MATERIALS PROVIDED start
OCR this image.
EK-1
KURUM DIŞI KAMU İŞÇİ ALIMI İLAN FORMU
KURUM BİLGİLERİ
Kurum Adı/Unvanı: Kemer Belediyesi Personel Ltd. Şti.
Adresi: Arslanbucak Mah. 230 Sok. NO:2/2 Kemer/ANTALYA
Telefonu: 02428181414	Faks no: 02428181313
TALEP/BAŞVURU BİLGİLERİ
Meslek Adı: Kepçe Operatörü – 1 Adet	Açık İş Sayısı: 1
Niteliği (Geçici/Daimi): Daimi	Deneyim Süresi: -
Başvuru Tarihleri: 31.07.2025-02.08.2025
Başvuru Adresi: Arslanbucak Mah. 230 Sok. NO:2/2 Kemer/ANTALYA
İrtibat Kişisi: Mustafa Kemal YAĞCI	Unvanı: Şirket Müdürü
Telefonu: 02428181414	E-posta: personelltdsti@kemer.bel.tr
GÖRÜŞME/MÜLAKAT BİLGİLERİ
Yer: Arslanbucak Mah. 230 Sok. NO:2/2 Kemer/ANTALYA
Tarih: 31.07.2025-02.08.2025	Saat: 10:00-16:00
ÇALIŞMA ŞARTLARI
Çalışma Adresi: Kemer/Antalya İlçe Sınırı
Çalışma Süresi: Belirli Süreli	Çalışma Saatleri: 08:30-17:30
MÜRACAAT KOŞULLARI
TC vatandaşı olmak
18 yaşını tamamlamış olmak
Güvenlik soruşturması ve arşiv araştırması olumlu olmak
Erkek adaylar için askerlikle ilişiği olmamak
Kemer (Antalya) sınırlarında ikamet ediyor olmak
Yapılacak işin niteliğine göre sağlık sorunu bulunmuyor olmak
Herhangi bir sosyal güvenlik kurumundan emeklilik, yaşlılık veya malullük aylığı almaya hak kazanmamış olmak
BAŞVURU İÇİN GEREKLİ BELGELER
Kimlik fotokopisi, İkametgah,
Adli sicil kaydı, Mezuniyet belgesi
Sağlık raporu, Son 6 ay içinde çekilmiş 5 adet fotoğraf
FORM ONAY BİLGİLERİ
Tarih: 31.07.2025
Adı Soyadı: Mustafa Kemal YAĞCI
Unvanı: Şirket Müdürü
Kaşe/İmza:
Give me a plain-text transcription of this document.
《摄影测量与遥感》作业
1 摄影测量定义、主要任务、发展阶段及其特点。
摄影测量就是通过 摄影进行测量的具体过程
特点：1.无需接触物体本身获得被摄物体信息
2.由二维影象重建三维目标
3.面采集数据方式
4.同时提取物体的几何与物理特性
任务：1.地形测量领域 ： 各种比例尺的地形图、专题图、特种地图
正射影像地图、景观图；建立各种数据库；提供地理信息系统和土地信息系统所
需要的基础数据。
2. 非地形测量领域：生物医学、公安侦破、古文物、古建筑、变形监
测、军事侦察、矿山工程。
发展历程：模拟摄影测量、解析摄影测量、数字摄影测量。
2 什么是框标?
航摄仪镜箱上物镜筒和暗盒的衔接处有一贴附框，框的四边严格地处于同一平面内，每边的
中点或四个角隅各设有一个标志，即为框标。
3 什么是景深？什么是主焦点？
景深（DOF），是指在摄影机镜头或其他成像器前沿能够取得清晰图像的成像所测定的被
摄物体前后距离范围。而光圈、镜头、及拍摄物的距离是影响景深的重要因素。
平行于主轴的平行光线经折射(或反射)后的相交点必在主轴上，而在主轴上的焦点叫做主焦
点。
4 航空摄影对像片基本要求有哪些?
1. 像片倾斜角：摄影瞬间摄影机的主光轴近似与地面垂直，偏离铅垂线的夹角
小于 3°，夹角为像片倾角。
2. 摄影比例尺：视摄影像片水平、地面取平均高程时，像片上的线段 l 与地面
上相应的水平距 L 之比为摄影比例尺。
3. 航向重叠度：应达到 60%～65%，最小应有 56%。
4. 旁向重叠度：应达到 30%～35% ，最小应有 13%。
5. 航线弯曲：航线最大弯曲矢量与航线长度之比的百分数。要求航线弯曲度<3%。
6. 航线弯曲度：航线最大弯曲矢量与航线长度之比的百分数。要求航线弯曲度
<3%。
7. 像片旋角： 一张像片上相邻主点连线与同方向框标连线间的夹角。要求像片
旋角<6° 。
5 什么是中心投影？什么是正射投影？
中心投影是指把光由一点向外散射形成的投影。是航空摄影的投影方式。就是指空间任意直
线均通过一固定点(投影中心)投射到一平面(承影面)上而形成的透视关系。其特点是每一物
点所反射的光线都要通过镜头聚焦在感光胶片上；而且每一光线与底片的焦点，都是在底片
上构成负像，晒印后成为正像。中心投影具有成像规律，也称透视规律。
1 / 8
MATERIALS PROVIDED end
GIVEN REQUEST: Within the listing above, copy each line that has the string "最小应有".

FULL ANSWER:
3. 航向重叠度：应达到 60%～65%，最小应有 56%。
4. 旁向重叠度：应达到 30%～35% ，最小应有 13%。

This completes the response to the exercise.